>> Start Record list

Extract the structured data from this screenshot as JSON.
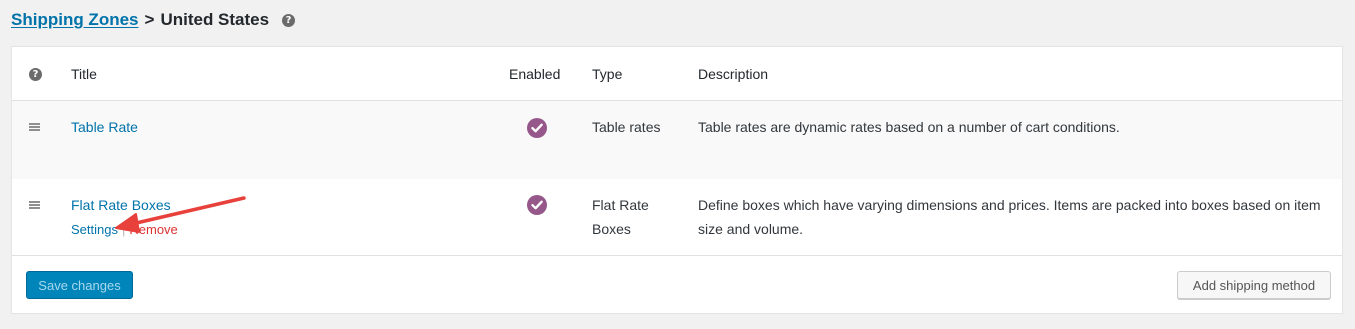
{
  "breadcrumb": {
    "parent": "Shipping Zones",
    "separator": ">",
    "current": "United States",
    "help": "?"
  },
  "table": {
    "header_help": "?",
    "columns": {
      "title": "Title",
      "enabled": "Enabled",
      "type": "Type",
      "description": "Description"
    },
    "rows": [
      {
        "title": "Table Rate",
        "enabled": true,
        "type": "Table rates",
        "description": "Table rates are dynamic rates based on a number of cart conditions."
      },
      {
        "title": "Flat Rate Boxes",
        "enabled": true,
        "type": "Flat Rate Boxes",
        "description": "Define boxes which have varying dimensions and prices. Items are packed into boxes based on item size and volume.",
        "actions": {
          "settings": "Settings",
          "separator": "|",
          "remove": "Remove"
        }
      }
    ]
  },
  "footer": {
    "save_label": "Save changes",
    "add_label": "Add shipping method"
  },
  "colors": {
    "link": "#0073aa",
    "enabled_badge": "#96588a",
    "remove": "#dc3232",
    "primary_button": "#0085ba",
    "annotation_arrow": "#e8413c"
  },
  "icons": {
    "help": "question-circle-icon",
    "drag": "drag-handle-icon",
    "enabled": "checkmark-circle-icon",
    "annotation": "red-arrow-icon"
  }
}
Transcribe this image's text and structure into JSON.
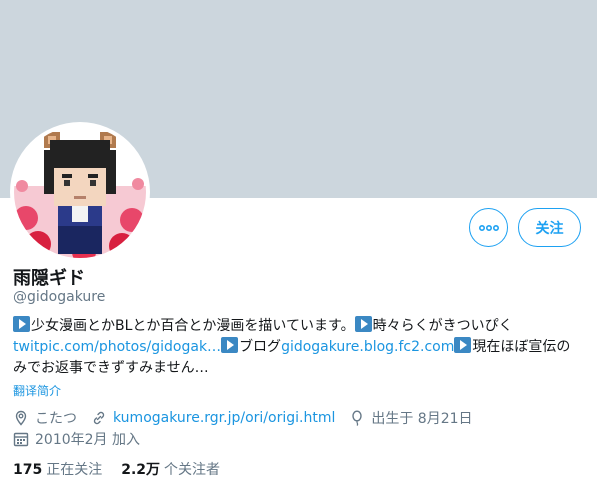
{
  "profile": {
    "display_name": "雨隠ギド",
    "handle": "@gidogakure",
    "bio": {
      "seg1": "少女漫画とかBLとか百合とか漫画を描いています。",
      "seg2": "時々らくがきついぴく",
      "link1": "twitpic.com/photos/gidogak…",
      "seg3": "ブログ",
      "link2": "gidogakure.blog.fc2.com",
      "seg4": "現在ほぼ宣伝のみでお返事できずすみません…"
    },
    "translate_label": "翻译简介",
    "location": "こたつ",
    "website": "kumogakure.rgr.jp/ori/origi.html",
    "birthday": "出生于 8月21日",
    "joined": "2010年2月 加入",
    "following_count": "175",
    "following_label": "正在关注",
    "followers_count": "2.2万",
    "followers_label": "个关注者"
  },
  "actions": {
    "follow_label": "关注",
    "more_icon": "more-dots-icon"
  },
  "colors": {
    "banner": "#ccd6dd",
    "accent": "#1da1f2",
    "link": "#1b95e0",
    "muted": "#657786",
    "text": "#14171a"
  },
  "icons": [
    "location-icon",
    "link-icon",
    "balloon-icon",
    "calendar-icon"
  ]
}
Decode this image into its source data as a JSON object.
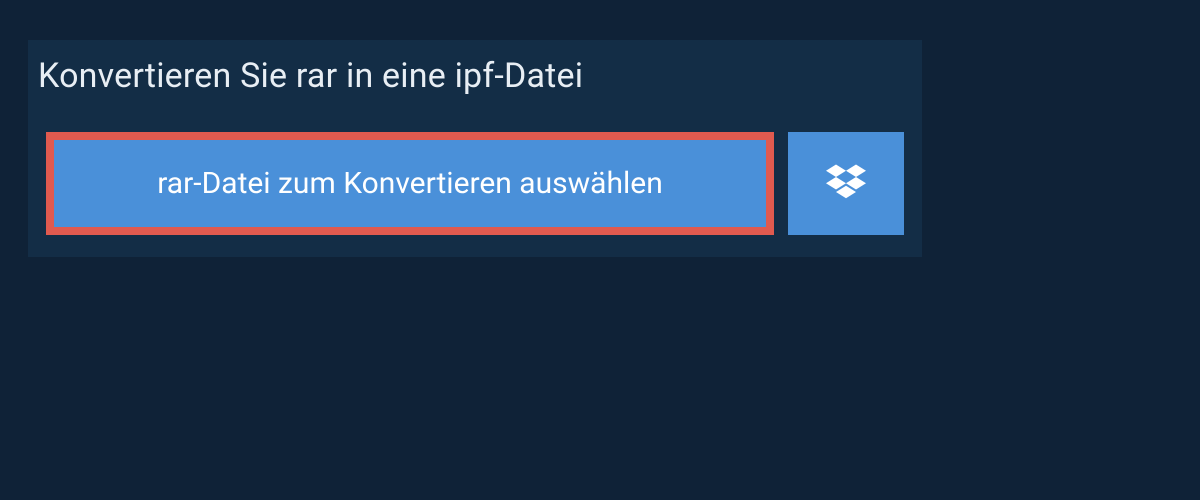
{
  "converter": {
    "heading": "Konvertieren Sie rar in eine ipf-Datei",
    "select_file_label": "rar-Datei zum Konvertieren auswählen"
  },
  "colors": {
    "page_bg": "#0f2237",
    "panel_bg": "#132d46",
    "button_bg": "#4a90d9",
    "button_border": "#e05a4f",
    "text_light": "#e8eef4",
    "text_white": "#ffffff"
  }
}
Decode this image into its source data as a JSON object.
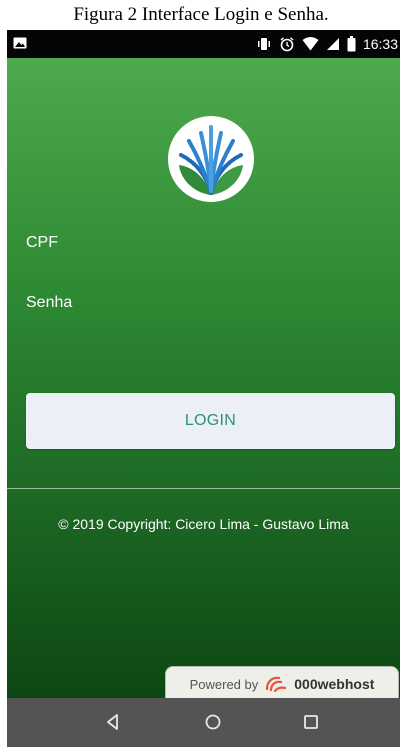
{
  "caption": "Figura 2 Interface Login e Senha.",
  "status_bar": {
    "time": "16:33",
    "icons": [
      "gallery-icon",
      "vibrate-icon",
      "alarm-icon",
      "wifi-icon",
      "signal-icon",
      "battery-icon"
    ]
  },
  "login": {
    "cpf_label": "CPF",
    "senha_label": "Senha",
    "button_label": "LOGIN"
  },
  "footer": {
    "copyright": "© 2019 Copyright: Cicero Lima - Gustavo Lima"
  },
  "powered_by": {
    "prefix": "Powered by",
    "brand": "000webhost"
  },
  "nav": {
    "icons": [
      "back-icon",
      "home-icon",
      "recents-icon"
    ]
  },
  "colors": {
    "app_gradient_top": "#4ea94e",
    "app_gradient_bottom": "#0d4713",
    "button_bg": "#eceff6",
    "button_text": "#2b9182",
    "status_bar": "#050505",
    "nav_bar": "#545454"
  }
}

>> End Record list

# [The request]
Report how many lines of the preceding records include "this". Output the number only.

# [Task answer]
4